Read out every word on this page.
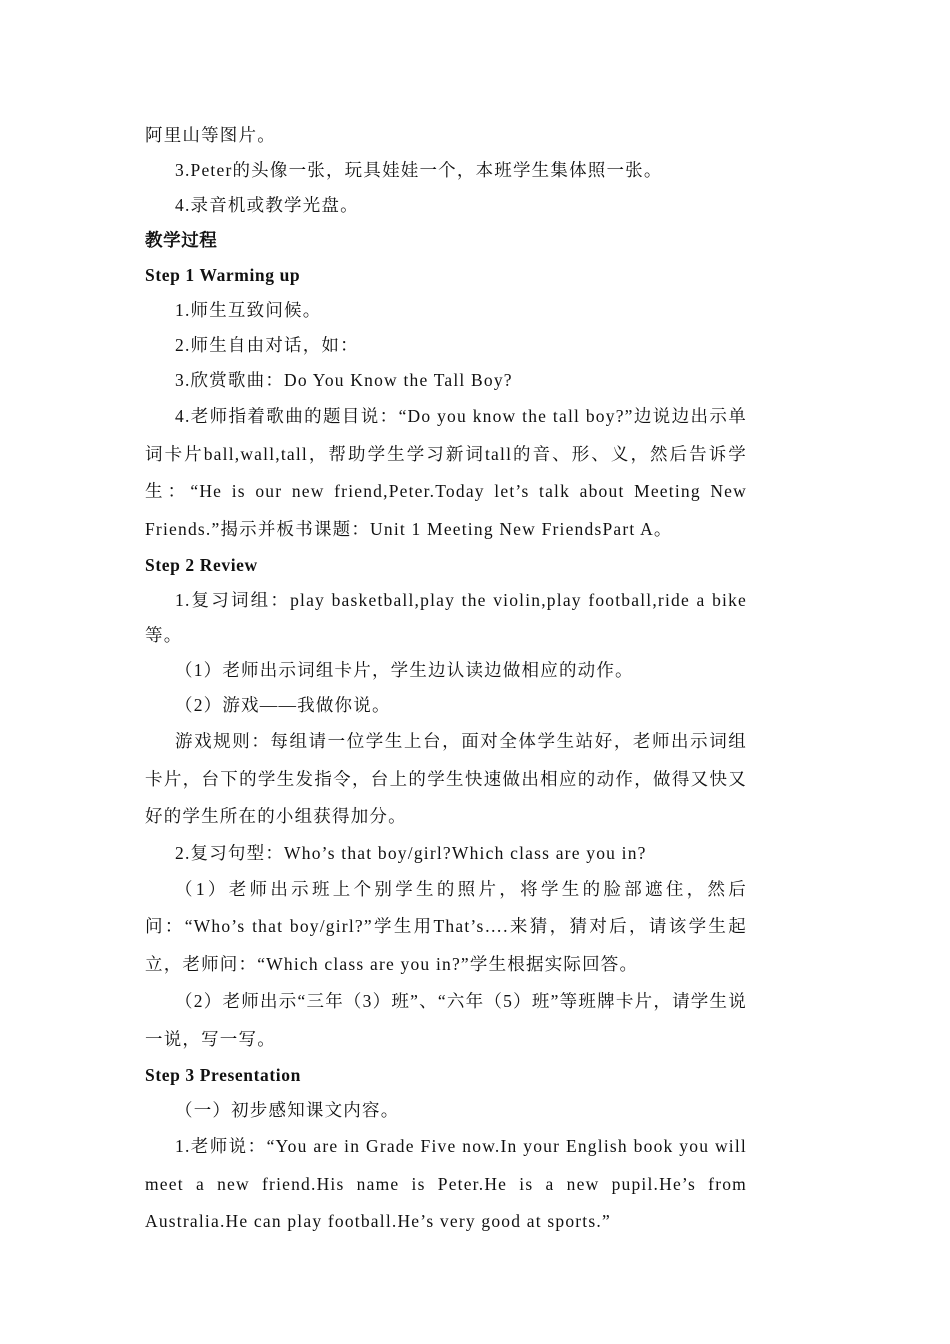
阿里山等图片。

3.Peter的头像一张，玩具娃娃一个，本班学生集体照一张。

4.录音机或教学光盘。

教学过程

Step 1 Warming up

1.师生互致问候。

2.师生自由对话，如：

3.欣赏歌曲：Do You Know the Tall Boy?

4.老师指着歌曲的题目说：“Do you know the tall boy?”边说边出示单词卡片ball,wall,tall，帮助学生学习新词tall的音、形、义，然后告诉学生：“He is our new friend,Peter.Today let’s talk about Meeting New Friends.”揭示并板书课题：Unit 1 Meeting New FriendsPart A。

Step 2 Review

1.复习词组：play basketball,play the violin,play football,ride a bike等。

（1）老师出示词组卡片，学生边认读边做相应的动作。

（2）游戏——我做你说。

游戏规则：每组请一位学生上台，面对全体学生站好，老师出示词组卡片，台下的学生发指令，台上的学生快速做出相应的动作，做得又快又好的学生所在的小组获得加分。

2.复习句型：Who’s that boy/girl?Which class are you in?

（1）老师出示班上个别学生的照片，将学生的脸部遮住，然后问：“Who’s that boy/girl?”学生用That’s….来猜，猜对后，请该学生起立，老师问：“Which class are you in?”学生根据实际回答。

（2）老师出示“三年（3）班”、“六年（5）班”等班牌卡片，请学生说一说，写一写。

Step 3 Presentation

（一）初步感知课文内容。

1.老师说：“You are in Grade Five now.In your English book you will meet a new friend.His name is Peter.He is a new pupil.He’s from Australia.He can play football.He’s very good at sports.”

───

**Short task:** Output the lines above in full and exactly as given, omitting any pictures.

**Correct response:**
Read out every word on this page.
阿里山等图片。

3.Peter的头像一张，玩具娃娃一个，本班学生集体照一张。

4.录音机或教学光盘。

教学过程

Step 1 Warming up

1.师生互致问候。

2.师生自由对话，如：

3.欣赏歌曲：Do You Know the Tall Boy?

4.老师指着歌曲的题目说：“Do you know the tall boy?”边说边出示单词卡片ball,wall,tall，帮助学生学习新词tall的音、形、义，然后告诉学生：“He is our new friend,Peter.Today let’s talk about Meeting New Friends.”揭示并板书课题：Unit 1 Meeting New FriendsPart A。

Step 2 Review

1.复习词组：play basketball,play the violin,play football,ride a bike等。

（1）老师出示词组卡片，学生边认读边做相应的动作。

（2）游戏——我做你说。

游戏规则：每组请一位学生上台，面对全体学生站好，老师出示词组卡片，台下的学生发指令，台上的学生快速做出相应的动作，做得又快又好的学生所在的小组获得加分。

2.复习句型：Who’s that boy/girl?Which class are you in?

（1）老师出示班上个别学生的照片，将学生的脸部遮住，然后问：“Who’s that boy/girl?”学生用That’s….来猜，猜对后，请该学生起立，老师问：“Which class are you in?”学生根据实际回答。

（2）老师出示“三年（3）班”、“六年（5）班”等班牌卡片，请学生说一说，写一写。

Step 3 Presentation

（一）初步感知课文内容。

1.老师说：“You are in Grade Five now.In your English book you will meet a new friend.His name is Peter.He is a new pupil.He’s from Australia.He can play football.He’s very good at sports.”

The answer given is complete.